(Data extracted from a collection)
++++++++++

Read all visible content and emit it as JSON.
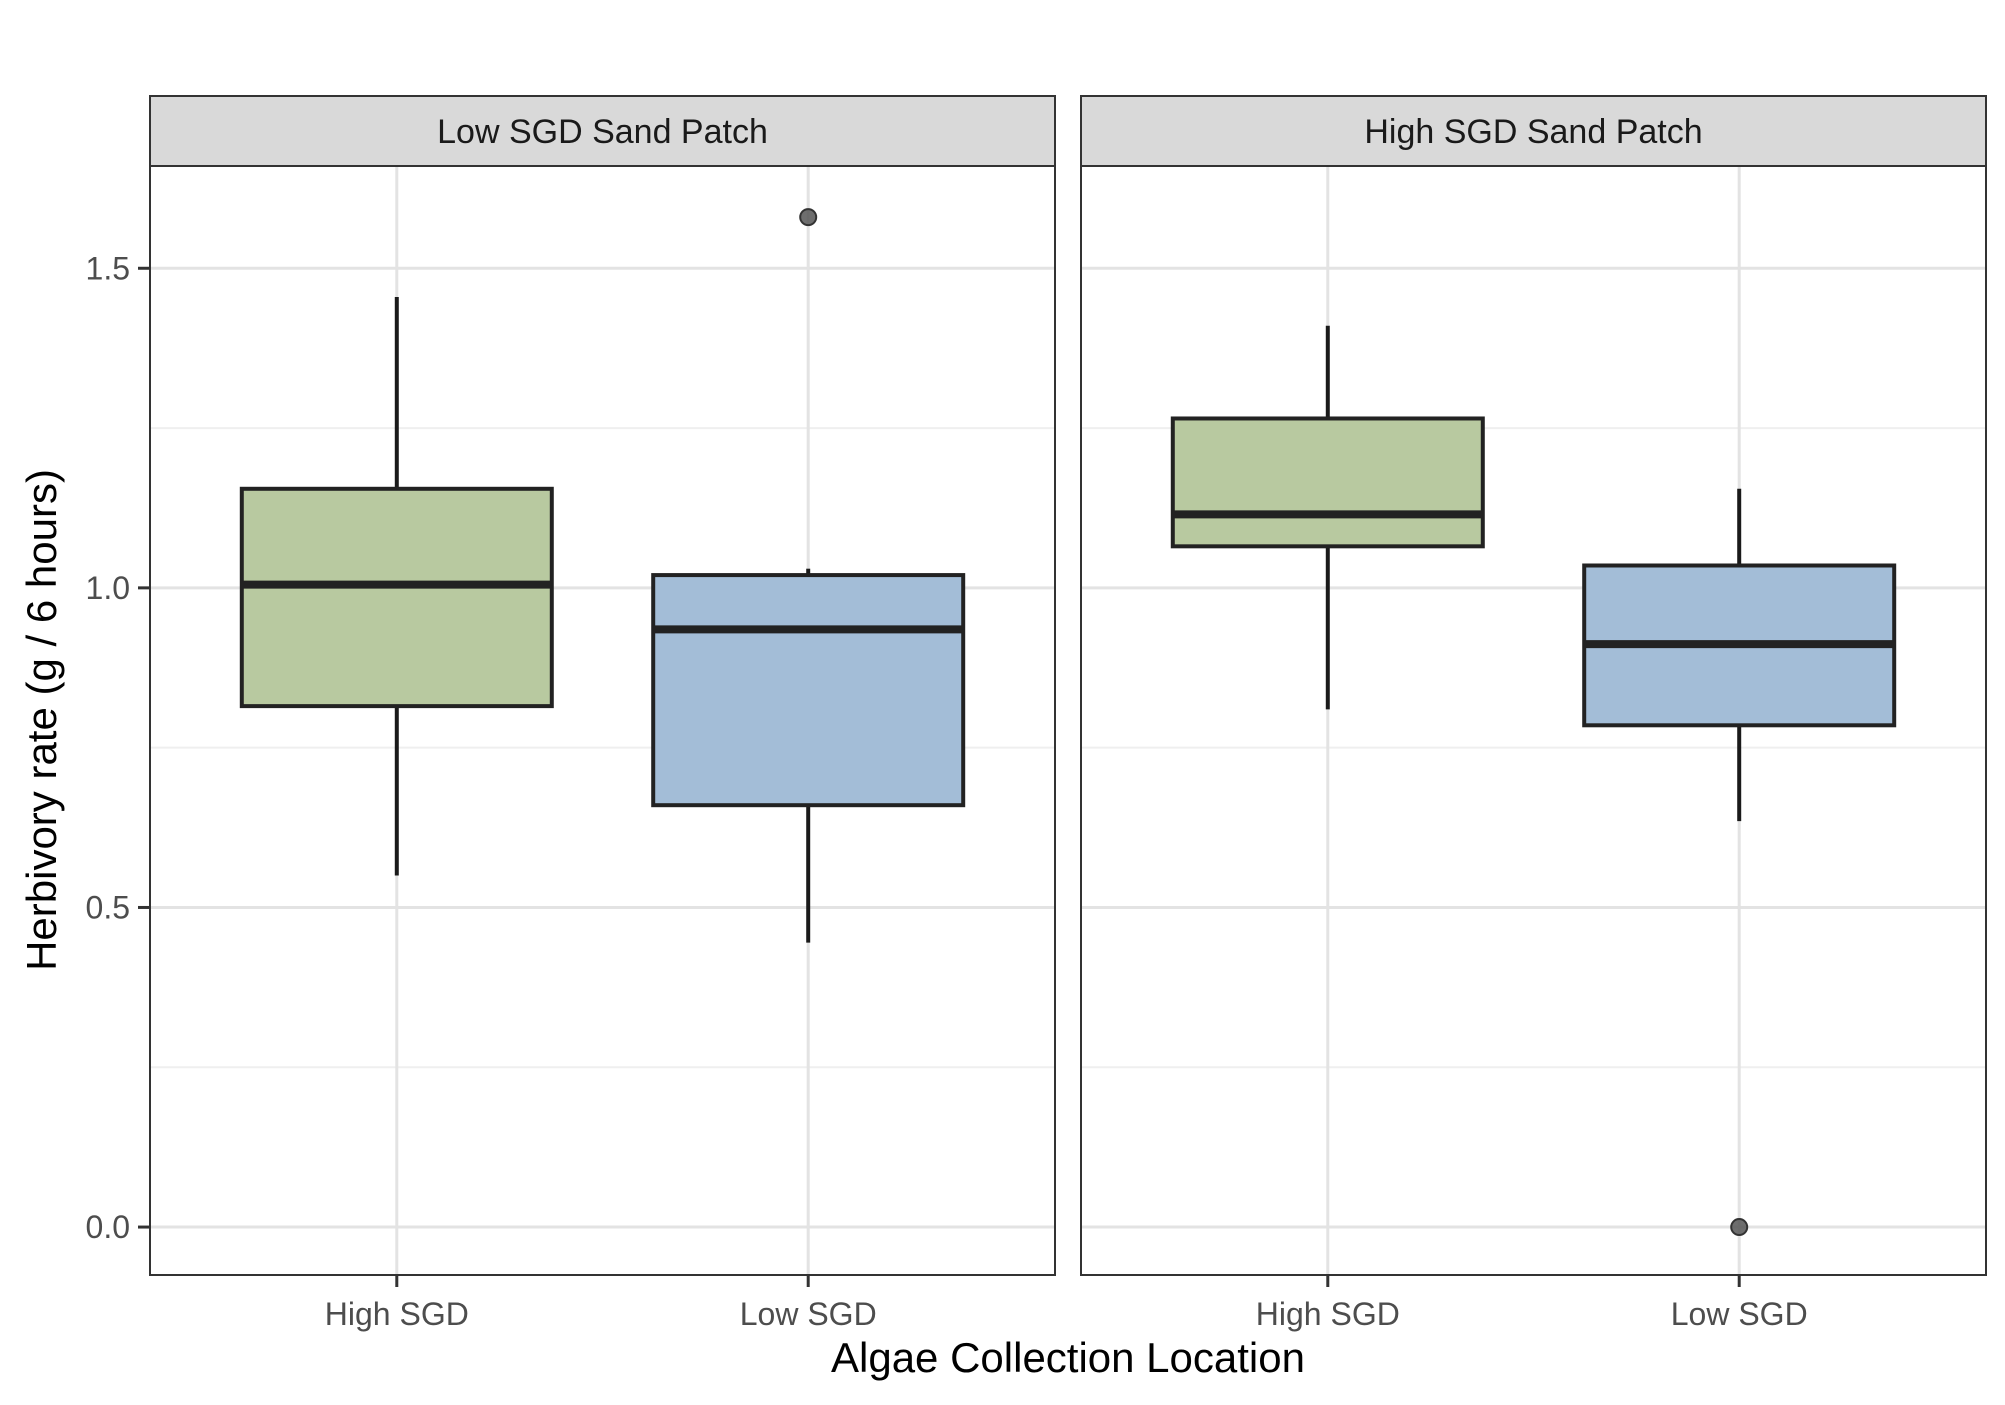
{
  "chart_data": {
    "type": "boxplot",
    "xlabel": "Algae Collection Location",
    "ylabel": "Herbivory rate (g / 6 hours)",
    "ylim": [
      -0.075,
      1.66
    ],
    "yticks": [
      0.0,
      0.5,
      1.0,
      1.5
    ],
    "ytick_labels": [
      "0.0",
      "0.5",
      "1.0",
      "1.5"
    ],
    "categories": [
      "High SGD",
      "Low SGD"
    ],
    "colors": {
      "High SGD": "#b8c9a0",
      "Low SGD": "#a3bdd7"
    },
    "grid": true,
    "facets": [
      {
        "title": "Low SGD Sand Patch",
        "boxes": [
          {
            "category": "High SGD",
            "whisker_low": 0.55,
            "q1": 0.815,
            "median": 1.005,
            "q3": 1.155,
            "whisker_high": 1.455,
            "outliers": []
          },
          {
            "category": "Low SGD",
            "whisker_low": 0.445,
            "q1": 0.66,
            "median": 0.935,
            "q3": 1.02,
            "whisker_high": 1.03,
            "outliers": [
              1.58
            ]
          }
        ]
      },
      {
        "title": "High SGD Sand Patch",
        "boxes": [
          {
            "category": "High SGD",
            "whisker_low": 0.81,
            "q1": 1.065,
            "median": 1.115,
            "q3": 1.265,
            "whisker_high": 1.41,
            "outliers": []
          },
          {
            "category": "Low SGD",
            "whisker_low": 0.635,
            "q1": 0.785,
            "median": 0.912,
            "q3": 1.035,
            "whisker_high": 1.155,
            "outliers": [
              0.0
            ]
          }
        ]
      }
    ]
  }
}
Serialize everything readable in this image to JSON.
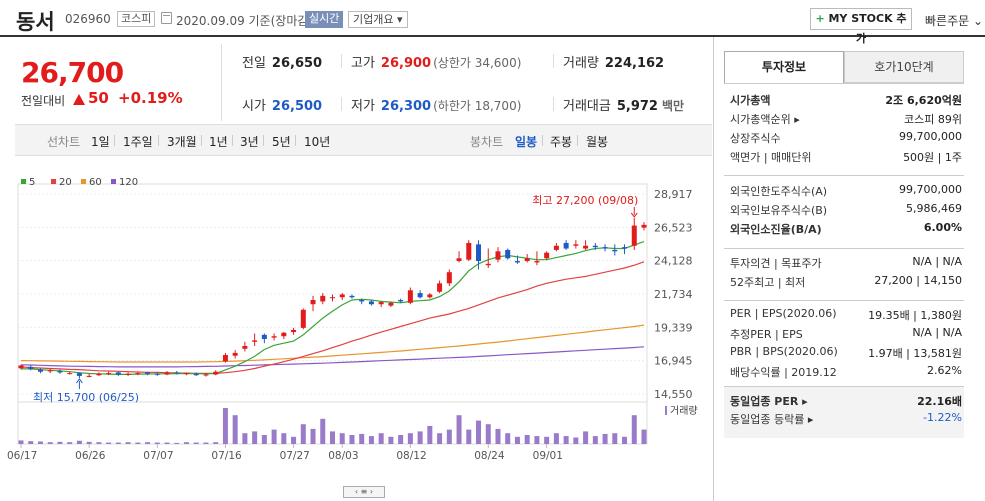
{
  "header": {
    "stock_name": "동서",
    "stock_code": "026960",
    "market_badge": "코스피",
    "date_text": "2020.09.09 기준(장마감)",
    "realtime_label": "실시간",
    "overview_label": "기업개요 ▾",
    "mystock_label": "MY STOCK 추가",
    "quick_order_label": "빠른주문 ⌄"
  },
  "price": {
    "current": "26,700",
    "change_label": "전일대비",
    "change_amount": "50",
    "change_rate": "+0.19%"
  },
  "stats": [
    {
      "label": "전일",
      "value": "26,650",
      "sub": "",
      "color": "dark"
    },
    {
      "label": "고가",
      "value": "26,900",
      "sub": "(상한가 34,600)",
      "color": "red"
    },
    {
      "label": "거래량",
      "value": "224,162",
      "sub": "",
      "color": "dark"
    },
    {
      "label": "시가",
      "value": "26,500",
      "sub": "",
      "color": "blue"
    },
    {
      "label": "저가",
      "value": "26,300",
      "sub": "(하한가 18,700)",
      "color": "blue"
    },
    {
      "label": "거래대금",
      "value": "5,972",
      "sub": "백만",
      "color": "dark"
    }
  ],
  "period_tabs": {
    "line_label": "선차트",
    "line_items": [
      "1일",
      "1주일",
      "3개월",
      "1년",
      "3년",
      "5년",
      "10년"
    ],
    "candle_label": "봉차트",
    "candle_items": [
      "일봉",
      "주봉",
      "월봉"
    ],
    "active_candle": "일봉"
  },
  "chart_data": {
    "type": "candlestick",
    "legend": [
      "5",
      "20",
      "60",
      "120"
    ],
    "legend_colors": [
      "#3aa537",
      "#e24141",
      "#e8952c",
      "#8a57c9"
    ],
    "y_ticks": [
      "28,917",
      "26,523",
      "24,128",
      "21,734",
      "19,339",
      "16,945",
      "14,550"
    ],
    "ylim": [
      14550,
      28917
    ],
    "x_labels": [
      "06/17",
      "06/26",
      "07/07",
      "07/16",
      "07/27",
      "08/03",
      "08/12",
      "08/24",
      "09/01"
    ],
    "x_label_index": [
      0,
      7,
      14,
      21,
      28,
      33,
      40,
      48,
      54
    ],
    "high_annotation": "최고 27,200 (09/08)",
    "low_annotation": "최저 15,700 (06/25)",
    "volume_label": "거래량",
    "candles": [
      {
        "o": 16400,
        "c": 16600,
        "h": 16650,
        "l": 16300
      },
      {
        "o": 16500,
        "c": 16350,
        "h": 16600,
        "l": 16250
      },
      {
        "o": 16300,
        "c": 16150,
        "h": 16400,
        "l": 16050
      },
      {
        "o": 16200,
        "c": 16250,
        "h": 16350,
        "l": 16050
      },
      {
        "o": 16200,
        "c": 16100,
        "h": 16300,
        "l": 16000
      },
      {
        "o": 16050,
        "c": 16050,
        "h": 16150,
        "l": 15950
      },
      {
        "o": 16050,
        "c": 15850,
        "h": 16100,
        "l": 15700
      },
      {
        "o": 15850,
        "c": 15850,
        "h": 16000,
        "l": 15750
      },
      {
        "o": 15900,
        "c": 16000,
        "h": 16100,
        "l": 15850
      },
      {
        "o": 16000,
        "c": 16050,
        "h": 16150,
        "l": 15900
      },
      {
        "o": 16100,
        "c": 15950,
        "h": 16150,
        "l": 15850
      },
      {
        "o": 15950,
        "c": 16000,
        "h": 16100,
        "l": 15850
      },
      {
        "o": 16000,
        "c": 16050,
        "h": 16150,
        "l": 15900
      },
      {
        "o": 16100,
        "c": 16000,
        "h": 16150,
        "l": 15900
      },
      {
        "o": 16000,
        "c": 15950,
        "h": 16100,
        "l": 15850
      },
      {
        "o": 15950,
        "c": 16100,
        "h": 16200,
        "l": 15900
      },
      {
        "o": 16100,
        "c": 16050,
        "h": 16200,
        "l": 15950
      },
      {
        "o": 16000,
        "c": 16050,
        "h": 16100,
        "l": 15900
      },
      {
        "o": 16000,
        "c": 15900,
        "h": 16100,
        "l": 15850
      },
      {
        "o": 15950,
        "c": 15950,
        "h": 16050,
        "l": 15800
      },
      {
        "o": 15950,
        "c": 16150,
        "h": 16250,
        "l": 15900
      },
      {
        "o": 16900,
        "c": 17350,
        "h": 17500,
        "l": 16800
      },
      {
        "o": 17300,
        "c": 17500,
        "h": 17700,
        "l": 17100
      },
      {
        "o": 17800,
        "c": 18000,
        "h": 18300,
        "l": 17600
      },
      {
        "o": 18300,
        "c": 18400,
        "h": 18900,
        "l": 18000
      },
      {
        "o": 18800,
        "c": 18500,
        "h": 18900,
        "l": 18200
      },
      {
        "o": 18600,
        "c": 18700,
        "h": 18900,
        "l": 18400
      },
      {
        "o": 18700,
        "c": 18950,
        "h": 19000,
        "l": 18500
      },
      {
        "o": 19000,
        "c": 19150,
        "h": 19300,
        "l": 18800
      },
      {
        "o": 19300,
        "c": 20600,
        "h": 20700,
        "l": 19200
      },
      {
        "o": 21000,
        "c": 21300,
        "h": 21600,
        "l": 20500
      },
      {
        "o": 21200,
        "c": 21600,
        "h": 21800,
        "l": 21000
      },
      {
        "o": 21500,
        "c": 21500,
        "h": 21700,
        "l": 21200
      },
      {
        "o": 21500,
        "c": 21700,
        "h": 21800,
        "l": 21300
      },
      {
        "o": 21600,
        "c": 21500,
        "h": 21700,
        "l": 21400
      },
      {
        "o": 21300,
        "c": 21200,
        "h": 21400,
        "l": 21000
      },
      {
        "o": 21200,
        "c": 21000,
        "h": 21300,
        "l": 20900
      },
      {
        "o": 21000,
        "c": 21150,
        "h": 21200,
        "l": 20800
      },
      {
        "o": 20900,
        "c": 21100,
        "h": 21200,
        "l": 20800
      },
      {
        "o": 21300,
        "c": 21200,
        "h": 21400,
        "l": 21100
      },
      {
        "o": 21100,
        "c": 22000,
        "h": 22200,
        "l": 21000
      },
      {
        "o": 21800,
        "c": 21500,
        "h": 22000,
        "l": 21400
      },
      {
        "o": 21500,
        "c": 21700,
        "h": 21800,
        "l": 21400
      },
      {
        "o": 21900,
        "c": 22500,
        "h": 22700,
        "l": 21800
      },
      {
        "o": 22500,
        "c": 23300,
        "h": 23500,
        "l": 22300
      },
      {
        "o": 24100,
        "c": 24300,
        "h": 24800,
        "l": 24000
      },
      {
        "o": 24200,
        "c": 25400,
        "h": 25600,
        "l": 24100
      },
      {
        "o": 25300,
        "c": 24100,
        "h": 25600,
        "l": 23500
      },
      {
        "o": 23800,
        "c": 23900,
        "h": 25000,
        "l": 23600
      },
      {
        "o": 24200,
        "c": 24800,
        "h": 25100,
        "l": 24000
      },
      {
        "o": 24900,
        "c": 24300,
        "h": 25000,
        "l": 24200
      },
      {
        "o": 24100,
        "c": 24000,
        "h": 24500,
        "l": 23900
      },
      {
        "o": 24100,
        "c": 24300,
        "h": 24600,
        "l": 24000
      },
      {
        "o": 24000,
        "c": 24100,
        "h": 24800,
        "l": 23800
      },
      {
        "o": 24300,
        "c": 24700,
        "h": 24800,
        "l": 24200
      },
      {
        "o": 24900,
        "c": 25200,
        "h": 25400,
        "l": 24800
      },
      {
        "o": 25400,
        "c": 25000,
        "h": 25600,
        "l": 24900
      },
      {
        "o": 25200,
        "c": 25300,
        "h": 25600,
        "l": 25000
      },
      {
        "o": 25000,
        "c": 25200,
        "h": 25600,
        "l": 24900
      },
      {
        "o": 25200,
        "c": 25100,
        "h": 25400,
        "l": 24900
      },
      {
        "o": 25100,
        "c": 25000,
        "h": 25300,
        "l": 24800
      },
      {
        "o": 24900,
        "c": 24800,
        "h": 25300,
        "l": 24500
      },
      {
        "o": 25100,
        "c": 25000,
        "h": 25300,
        "l": 24600
      },
      {
        "o": 25200,
        "c": 26650,
        "h": 27200,
        "l": 24900
      },
      {
        "o": 26500,
        "c": 26700,
        "h": 26900,
        "l": 26300
      }
    ],
    "ma5": [
      16350,
      16350,
      16300,
      16250,
      16220,
      16150,
      16080,
      16020,
      16000,
      15980,
      15960,
      15960,
      15980,
      15990,
      16000,
      16000,
      16010,
      16020,
      16010,
      16000,
      16020,
      16280,
      16550,
      16880,
      17250,
      17750,
      18050,
      18200,
      18350,
      18800,
      19400,
      20000,
      20500,
      20950,
      21300,
      21350,
      21300,
      21200,
      21150,
      21100,
      21200,
      21250,
      21300,
      21550,
      21950,
      22600,
      23400,
      23900,
      24200,
      24400,
      24500,
      24400,
      24300,
      24200,
      24200,
      24350,
      24500,
      24650,
      24850,
      25000,
      25050,
      25000,
      25000,
      25250,
      25500
    ],
    "ma20": [
      16500,
      16450,
      16420,
      16380,
      16350,
      16320,
      16300,
      16260,
      16220,
      16200,
      16180,
      16150,
      16130,
      16110,
      16100,
      16080,
      16060,
      16050,
      16040,
      16030,
      16030,
      16080,
      16150,
      16250,
      16380,
      16550,
      16700,
      16870,
      17050,
      17250,
      17450,
      17650,
      17880,
      18100,
      18350,
      18550,
      18780,
      19000,
      19200,
      19400,
      19600,
      19800,
      20000,
      20150,
      20300,
      20500,
      20700,
      20950,
      21200,
      21450,
      21650,
      21850,
      22050,
      22300,
      22500,
      22650,
      22800,
      22900,
      23000,
      23150,
      23300,
      23450,
      23600,
      23800,
      24050
    ],
    "ma60": [
      16950,
      16940,
      16930,
      16920,
      16910,
      16900,
      16890,
      16880,
      16870,
      16860,
      16850,
      16850,
      16850,
      16850,
      16850,
      16850,
      16850,
      16850,
      16850,
      16860,
      16870,
      16890,
      16910,
      16940,
      16970,
      17000,
      17040,
      17080,
      17120,
      17160,
      17200,
      17240,
      17290,
      17340,
      17390,
      17440,
      17490,
      17540,
      17590,
      17640,
      17700,
      17760,
      17820,
      17880,
      17940,
      18000,
      18070,
      18140,
      18210,
      18280,
      18360,
      18440,
      18520,
      18600,
      18680,
      18760,
      18840,
      18920,
      19000,
      19080,
      19160,
      19240,
      19320,
      19400,
      19500
    ],
    "ma120": [
      16650,
      16630,
      16610,
      16590,
      16570,
      16550,
      16540,
      16530,
      16520,
      16510,
      16500,
      16500,
      16500,
      16500,
      16500,
      16500,
      16500,
      16510,
      16520,
      16530,
      16540,
      16560,
      16580,
      16600,
      16620,
      16640,
      16660,
      16680,
      16700,
      16720,
      16740,
      16760,
      16790,
      16820,
      16850,
      16880,
      16910,
      16940,
      16970,
      17000,
      17030,
      17060,
      17090,
      17120,
      17150,
      17180,
      17210,
      17250,
      17290,
      17330,
      17370,
      17410,
      17450,
      17490,
      17530,
      17570,
      17610,
      17650,
      17690,
      17730,
      17770,
      17810,
      17850,
      17890,
      17940
    ],
    "volume": [
      10,
      8,
      7,
      5,
      6,
      5,
      9,
      6,
      5,
      4,
      4,
      5,
      4,
      5,
      4,
      4,
      3,
      5,
      4,
      4,
      5,
      100,
      80,
      30,
      35,
      25,
      40,
      30,
      20,
      55,
      42,
      70,
      35,
      30,
      25,
      28,
      22,
      30,
      20,
      25,
      30,
      35,
      50,
      30,
      40,
      80,
      40,
      65,
      55,
      42,
      30,
      20,
      25,
      22,
      20,
      30,
      22,
      18,
      35,
      22,
      28,
      30,
      20,
      80,
      40
    ],
    "volume_max": 100
  },
  "right_panel": {
    "tab_active": "투자정보",
    "tab_other": "호가10단계",
    "group1": [
      {
        "k": "시가총액",
        "v": "2조 6,620억원",
        "bold": true
      },
      {
        "k": "시가총액순위 ▸",
        "v": "코스피 89위",
        "bold": false
      },
      {
        "k": "상장주식수",
        "v": "99,700,000",
        "bold": false
      },
      {
        "k": "액면가 | 매매단위",
        "v": "500원 | 1주",
        "bold": false
      }
    ],
    "group2": [
      {
        "k": "외국인한도주식수(A)",
        "v": "99,700,000",
        "bold": false
      },
      {
        "k": "외국인보유주식수(B)",
        "v": "5,986,469",
        "bold": false
      },
      {
        "k": "외국인소진율(B/A)",
        "v": "6.00%",
        "bold": true
      }
    ],
    "group3": [
      {
        "k": "투자의견 | 목표주가",
        "v": "N/A | N/A",
        "bold": false
      },
      {
        "k": "52주최고 | 최저",
        "v": "27,200 | 14,150",
        "bold": false
      }
    ],
    "group4": [
      {
        "k": "PER | EPS(2020.06)",
        "v": "19.35배 | 1,380원",
        "bold": false
      },
      {
        "k": "추정PER | EPS",
        "v": "N/A | N/A",
        "bold": false
      },
      {
        "k": "PBR | BPS(2020.06)",
        "v": "1.97배 | 13,581원",
        "bold": false
      },
      {
        "k": "배당수익률 | 2019.12",
        "v": "2.62%",
        "bold": false
      }
    ],
    "group5": [
      {
        "k": "동일업종 PER ▸",
        "v": "22.16배",
        "bold": true
      },
      {
        "k": "동일업종 등락률 ▸",
        "v": "-1.22%",
        "bold": false,
        "blue": true
      }
    ]
  }
}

++++++++++

PROBLEM STATEMENT
State only the number of lines in these entries that contain "JSON".

FULL ANSWER
2